Data entries for graphics
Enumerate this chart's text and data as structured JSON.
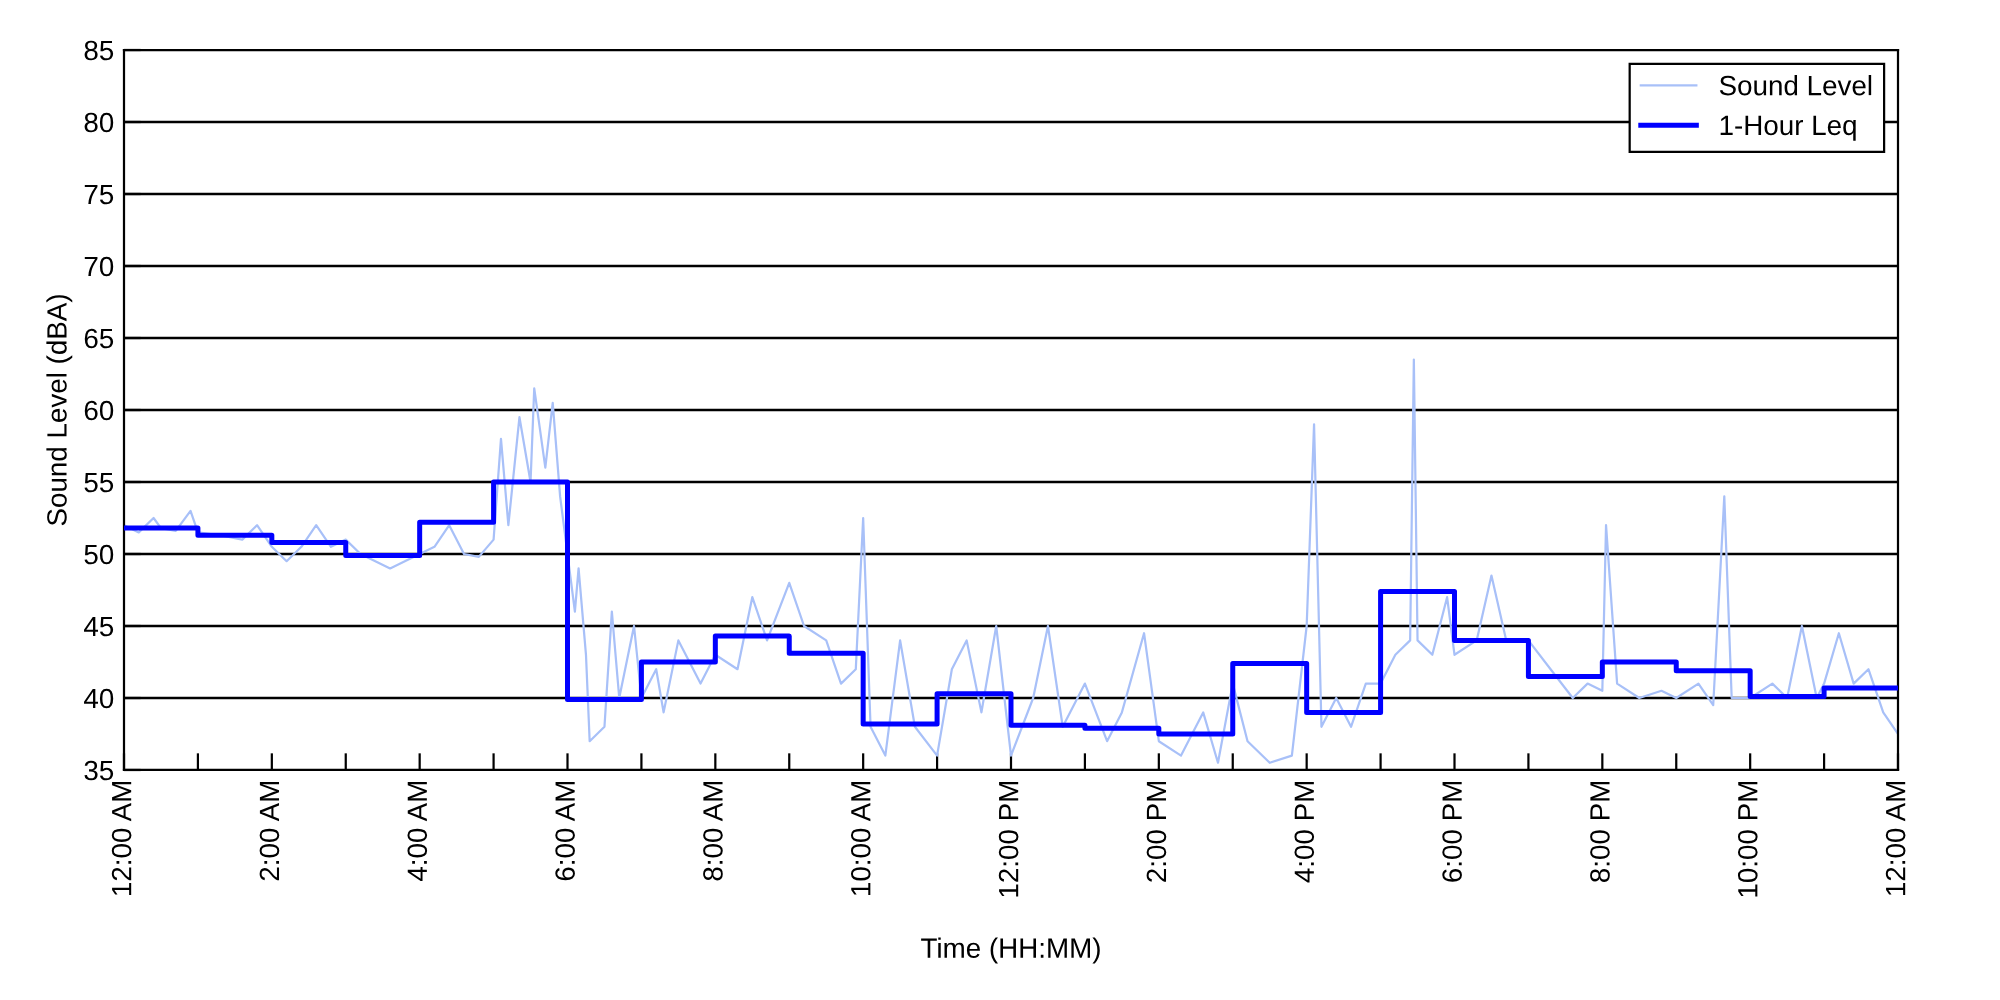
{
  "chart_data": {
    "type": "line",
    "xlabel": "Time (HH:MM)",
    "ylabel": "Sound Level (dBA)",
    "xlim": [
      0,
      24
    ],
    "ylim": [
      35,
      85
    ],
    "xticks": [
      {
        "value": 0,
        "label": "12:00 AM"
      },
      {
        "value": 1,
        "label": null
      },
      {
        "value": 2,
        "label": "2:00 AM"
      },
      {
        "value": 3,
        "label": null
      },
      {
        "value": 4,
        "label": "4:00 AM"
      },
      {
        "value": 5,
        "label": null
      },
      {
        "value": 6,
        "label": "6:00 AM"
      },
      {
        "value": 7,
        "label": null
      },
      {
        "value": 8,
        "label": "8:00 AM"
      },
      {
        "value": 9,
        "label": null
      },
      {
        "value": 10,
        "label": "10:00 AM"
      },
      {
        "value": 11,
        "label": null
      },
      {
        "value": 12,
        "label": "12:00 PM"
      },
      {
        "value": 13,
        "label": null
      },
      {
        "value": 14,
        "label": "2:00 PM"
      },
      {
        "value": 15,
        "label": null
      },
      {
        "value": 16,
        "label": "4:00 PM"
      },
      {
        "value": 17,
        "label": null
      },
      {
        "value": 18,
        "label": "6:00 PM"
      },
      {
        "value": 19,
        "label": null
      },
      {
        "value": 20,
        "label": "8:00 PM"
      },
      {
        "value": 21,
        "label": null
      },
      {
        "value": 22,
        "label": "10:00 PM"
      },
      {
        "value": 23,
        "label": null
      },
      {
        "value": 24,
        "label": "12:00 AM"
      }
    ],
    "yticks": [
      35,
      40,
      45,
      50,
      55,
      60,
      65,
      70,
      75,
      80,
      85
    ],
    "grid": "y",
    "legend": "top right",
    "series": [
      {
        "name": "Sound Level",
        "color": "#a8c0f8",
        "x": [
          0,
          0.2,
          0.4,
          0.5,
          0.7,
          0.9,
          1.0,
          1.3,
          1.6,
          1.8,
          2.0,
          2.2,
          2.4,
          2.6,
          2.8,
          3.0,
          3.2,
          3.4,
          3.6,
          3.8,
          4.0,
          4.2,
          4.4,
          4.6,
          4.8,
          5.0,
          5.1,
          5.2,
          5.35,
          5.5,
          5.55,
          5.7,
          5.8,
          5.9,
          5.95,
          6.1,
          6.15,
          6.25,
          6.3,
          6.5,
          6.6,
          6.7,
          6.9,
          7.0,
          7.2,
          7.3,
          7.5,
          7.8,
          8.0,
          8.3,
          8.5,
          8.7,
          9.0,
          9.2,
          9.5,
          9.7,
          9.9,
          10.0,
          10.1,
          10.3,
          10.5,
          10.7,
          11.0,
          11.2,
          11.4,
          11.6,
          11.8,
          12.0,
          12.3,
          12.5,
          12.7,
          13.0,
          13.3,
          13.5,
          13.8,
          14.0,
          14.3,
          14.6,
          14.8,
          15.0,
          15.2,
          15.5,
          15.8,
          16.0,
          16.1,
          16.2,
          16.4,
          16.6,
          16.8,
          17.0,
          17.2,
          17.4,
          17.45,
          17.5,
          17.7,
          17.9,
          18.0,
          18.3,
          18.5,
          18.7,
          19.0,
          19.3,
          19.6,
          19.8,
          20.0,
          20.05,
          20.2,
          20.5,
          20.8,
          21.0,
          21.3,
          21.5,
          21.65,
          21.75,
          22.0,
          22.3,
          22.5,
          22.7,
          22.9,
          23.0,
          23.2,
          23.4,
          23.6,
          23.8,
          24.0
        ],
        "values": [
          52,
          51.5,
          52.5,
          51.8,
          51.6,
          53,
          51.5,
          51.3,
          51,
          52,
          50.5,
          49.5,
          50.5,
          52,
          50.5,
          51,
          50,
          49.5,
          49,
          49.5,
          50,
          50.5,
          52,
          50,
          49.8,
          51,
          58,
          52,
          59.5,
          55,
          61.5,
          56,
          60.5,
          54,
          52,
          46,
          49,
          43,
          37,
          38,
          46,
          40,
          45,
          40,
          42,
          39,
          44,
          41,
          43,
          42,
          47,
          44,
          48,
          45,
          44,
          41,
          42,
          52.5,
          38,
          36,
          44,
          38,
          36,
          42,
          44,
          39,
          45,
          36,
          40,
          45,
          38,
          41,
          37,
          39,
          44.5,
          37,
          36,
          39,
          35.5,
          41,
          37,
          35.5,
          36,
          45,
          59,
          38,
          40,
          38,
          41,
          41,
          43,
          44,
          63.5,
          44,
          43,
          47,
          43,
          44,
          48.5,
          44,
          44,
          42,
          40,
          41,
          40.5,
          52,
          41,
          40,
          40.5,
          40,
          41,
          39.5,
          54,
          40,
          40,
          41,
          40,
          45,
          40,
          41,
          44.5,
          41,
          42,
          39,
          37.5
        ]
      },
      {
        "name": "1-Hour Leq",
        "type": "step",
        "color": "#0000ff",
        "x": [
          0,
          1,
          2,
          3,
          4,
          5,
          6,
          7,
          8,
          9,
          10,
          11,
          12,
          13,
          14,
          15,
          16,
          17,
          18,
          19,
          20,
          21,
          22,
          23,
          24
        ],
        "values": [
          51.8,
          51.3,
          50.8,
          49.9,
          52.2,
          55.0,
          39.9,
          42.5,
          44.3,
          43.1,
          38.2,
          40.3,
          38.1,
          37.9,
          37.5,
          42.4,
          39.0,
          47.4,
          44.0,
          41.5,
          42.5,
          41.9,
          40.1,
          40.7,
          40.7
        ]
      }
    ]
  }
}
* * *
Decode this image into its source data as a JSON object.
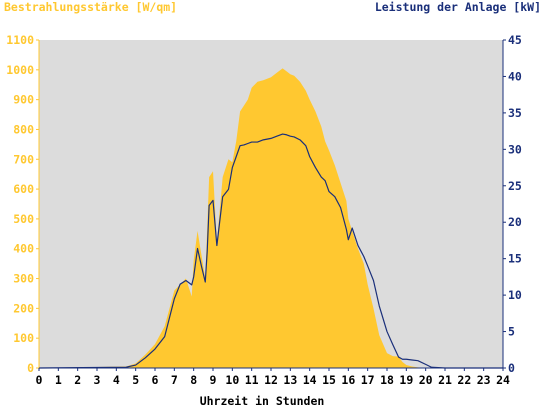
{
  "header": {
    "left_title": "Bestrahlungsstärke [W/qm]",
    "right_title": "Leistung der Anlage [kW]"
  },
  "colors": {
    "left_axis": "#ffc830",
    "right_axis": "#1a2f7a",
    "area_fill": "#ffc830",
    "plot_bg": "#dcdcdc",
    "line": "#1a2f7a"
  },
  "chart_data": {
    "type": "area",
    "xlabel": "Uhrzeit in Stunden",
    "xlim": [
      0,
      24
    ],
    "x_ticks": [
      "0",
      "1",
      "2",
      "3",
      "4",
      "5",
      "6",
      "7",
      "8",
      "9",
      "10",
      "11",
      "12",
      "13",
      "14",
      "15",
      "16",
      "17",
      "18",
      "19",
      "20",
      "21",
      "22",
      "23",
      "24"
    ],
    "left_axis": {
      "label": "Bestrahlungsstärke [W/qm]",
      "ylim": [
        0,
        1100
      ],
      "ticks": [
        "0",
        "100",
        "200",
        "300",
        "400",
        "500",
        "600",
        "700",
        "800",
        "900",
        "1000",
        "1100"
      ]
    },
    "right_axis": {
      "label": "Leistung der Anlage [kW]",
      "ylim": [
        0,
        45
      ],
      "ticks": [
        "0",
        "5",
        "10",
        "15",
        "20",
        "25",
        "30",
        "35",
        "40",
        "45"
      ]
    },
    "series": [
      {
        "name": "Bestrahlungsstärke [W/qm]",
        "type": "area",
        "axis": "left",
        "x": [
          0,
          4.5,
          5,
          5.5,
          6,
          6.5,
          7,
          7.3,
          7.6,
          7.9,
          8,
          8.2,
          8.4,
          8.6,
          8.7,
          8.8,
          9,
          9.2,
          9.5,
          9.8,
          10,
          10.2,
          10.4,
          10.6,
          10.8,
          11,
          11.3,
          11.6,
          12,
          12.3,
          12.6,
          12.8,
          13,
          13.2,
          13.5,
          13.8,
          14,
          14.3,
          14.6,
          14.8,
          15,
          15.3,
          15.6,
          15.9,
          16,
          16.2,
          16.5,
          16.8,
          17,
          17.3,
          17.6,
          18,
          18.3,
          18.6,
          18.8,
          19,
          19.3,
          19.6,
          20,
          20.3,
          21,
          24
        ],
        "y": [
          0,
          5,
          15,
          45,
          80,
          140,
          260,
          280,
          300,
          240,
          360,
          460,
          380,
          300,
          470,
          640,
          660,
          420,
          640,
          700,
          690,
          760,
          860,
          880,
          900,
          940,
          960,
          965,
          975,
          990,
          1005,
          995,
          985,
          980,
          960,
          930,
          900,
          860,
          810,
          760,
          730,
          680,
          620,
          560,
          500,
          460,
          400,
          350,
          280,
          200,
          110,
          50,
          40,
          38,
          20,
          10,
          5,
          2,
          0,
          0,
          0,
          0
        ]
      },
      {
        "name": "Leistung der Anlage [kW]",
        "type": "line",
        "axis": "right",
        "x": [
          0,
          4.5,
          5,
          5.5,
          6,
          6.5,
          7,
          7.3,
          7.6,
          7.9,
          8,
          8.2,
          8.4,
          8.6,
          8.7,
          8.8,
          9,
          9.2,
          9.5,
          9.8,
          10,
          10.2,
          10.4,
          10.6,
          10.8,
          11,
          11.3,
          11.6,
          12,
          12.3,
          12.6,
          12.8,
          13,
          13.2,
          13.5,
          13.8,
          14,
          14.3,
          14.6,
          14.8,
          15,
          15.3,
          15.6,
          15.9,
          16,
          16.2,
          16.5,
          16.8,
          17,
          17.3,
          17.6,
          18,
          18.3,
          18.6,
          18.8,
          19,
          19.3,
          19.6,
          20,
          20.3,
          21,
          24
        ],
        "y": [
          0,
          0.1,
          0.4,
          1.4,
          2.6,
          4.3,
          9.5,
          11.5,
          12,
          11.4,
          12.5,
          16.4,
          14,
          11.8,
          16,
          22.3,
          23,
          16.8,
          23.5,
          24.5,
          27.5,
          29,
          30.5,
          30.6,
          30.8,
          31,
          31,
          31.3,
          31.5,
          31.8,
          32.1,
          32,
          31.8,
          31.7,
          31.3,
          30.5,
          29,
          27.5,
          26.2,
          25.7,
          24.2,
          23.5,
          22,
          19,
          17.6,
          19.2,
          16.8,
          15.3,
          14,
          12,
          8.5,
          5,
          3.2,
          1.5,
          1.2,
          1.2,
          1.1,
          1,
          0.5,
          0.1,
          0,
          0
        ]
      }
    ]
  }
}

**Instruction:** Lines containing "xlabel" are to be counted. State the total and add nothing.

**Response:** 2